EXERCISE GOAL: Repeat the material exactly, leaving nothing out.

Items from a data source
-=-=-=-=-

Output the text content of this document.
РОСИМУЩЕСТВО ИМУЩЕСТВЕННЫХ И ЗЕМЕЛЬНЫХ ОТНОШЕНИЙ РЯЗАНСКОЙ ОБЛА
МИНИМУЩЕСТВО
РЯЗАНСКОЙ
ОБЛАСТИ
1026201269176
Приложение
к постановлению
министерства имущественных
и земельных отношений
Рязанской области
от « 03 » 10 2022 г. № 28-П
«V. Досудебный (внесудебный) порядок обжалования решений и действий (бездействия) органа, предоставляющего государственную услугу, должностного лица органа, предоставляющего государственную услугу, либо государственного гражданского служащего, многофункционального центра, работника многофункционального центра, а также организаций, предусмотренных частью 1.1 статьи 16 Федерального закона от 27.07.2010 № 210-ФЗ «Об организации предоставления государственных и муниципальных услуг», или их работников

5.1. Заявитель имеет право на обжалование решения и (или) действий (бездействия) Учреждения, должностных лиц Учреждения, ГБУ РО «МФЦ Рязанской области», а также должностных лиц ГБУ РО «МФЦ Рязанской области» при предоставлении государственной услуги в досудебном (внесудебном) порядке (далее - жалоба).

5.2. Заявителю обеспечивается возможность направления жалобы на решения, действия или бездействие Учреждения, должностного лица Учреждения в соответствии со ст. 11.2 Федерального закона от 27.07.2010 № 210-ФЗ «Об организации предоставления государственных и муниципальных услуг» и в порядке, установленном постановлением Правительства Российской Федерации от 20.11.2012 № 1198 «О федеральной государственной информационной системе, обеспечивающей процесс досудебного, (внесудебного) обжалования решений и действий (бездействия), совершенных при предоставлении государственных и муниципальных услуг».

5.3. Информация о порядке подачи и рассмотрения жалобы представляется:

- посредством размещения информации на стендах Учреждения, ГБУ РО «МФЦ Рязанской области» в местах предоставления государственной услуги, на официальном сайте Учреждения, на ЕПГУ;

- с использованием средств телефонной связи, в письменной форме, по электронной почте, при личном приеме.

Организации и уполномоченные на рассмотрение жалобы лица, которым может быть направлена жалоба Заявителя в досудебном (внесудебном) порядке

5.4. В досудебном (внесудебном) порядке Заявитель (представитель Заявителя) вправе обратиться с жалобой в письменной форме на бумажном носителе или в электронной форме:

-=-=-=-=-

ANSWER FOR THE TASK:
Output the text content of this document.
РОСИМУЩЕСТВО ИМУЩЕСТВЕННЫХ И ЗЕМЕЛЬНЫХ ОТНОШЕНИЙ РЯЗАНСКОЙ ОБЛА
МИНИМУЩЕСТВО
РЯЗАНСКОЙ
ОБЛАСТИ
1026201269176
Приложение
к постановлению
министерства имущественных
и земельных отношений
Рязанской области
от « 03 » 10 2022 г. № 28-П
«V. Досудебный (внесудебный) порядок обжалования решений и действий (бездействия) органа, предоставляющего государственную услугу, должностного лица органа, предоставляющего государственную услугу, либо государственного гражданского служащего, многофункционального центра, работника многофункционального центра, а также организаций, предусмотренных частью 1.1 статьи 16 Федерального закона от 27.07.2010 № 210-ФЗ «Об организации предоставления государственных и муниципальных услуг», или их работников

5.1. Заявитель имеет право на обжалование решения и (или) действий (бездействия) Учреждения, должностных лиц Учреждения, ГБУ РО «МФЦ Рязанской области», а также должностных лиц ГБУ РО «МФЦ Рязанской области» при предоставлении государственной услуги в досудебном (внесудебном) порядке (далее - жалоба).

5.2. Заявителю обеспечивается возможность направления жалобы на решения, действия или бездействие Учреждения, должностного лица Учреждения в соответствии со ст. 11.2 Федерального закона от 27.07.2010 № 210-ФЗ «Об организации предоставления государственных и муниципальных услуг» и в порядке, установленном постановлением Правительства Российской Федерации от 20.11.2012 № 1198 «О федеральной государственной информационной системе, обеспечивающей процесс досудебного, (внесудебного) обжалования решений и действий (бездействия), совершенных при предоставлении государственных и муниципальных услуг».

5.3. Информация о порядке подачи и рассмотрения жалобы представляется:

- посредством размещения информации на стендах Учреждения, ГБУ РО «МФЦ Рязанской области» в местах предоставления государственной услуги, на официальном сайте Учреждения, на ЕПГУ;

- с использованием средств телефонной связи, в письменной форме, по электронной почте, при личном приеме.

Организации и уполномоченные на рассмотрение жалобы лица, которым может быть направлена жалоба Заявителя в досудебном (внесудебном) порядке

5.4. В досудебном (внесудебном) порядке Заявитель (представитель Заявителя) вправе обратиться с жалобой в письменной форме на бумажном носителе или в электронной форме:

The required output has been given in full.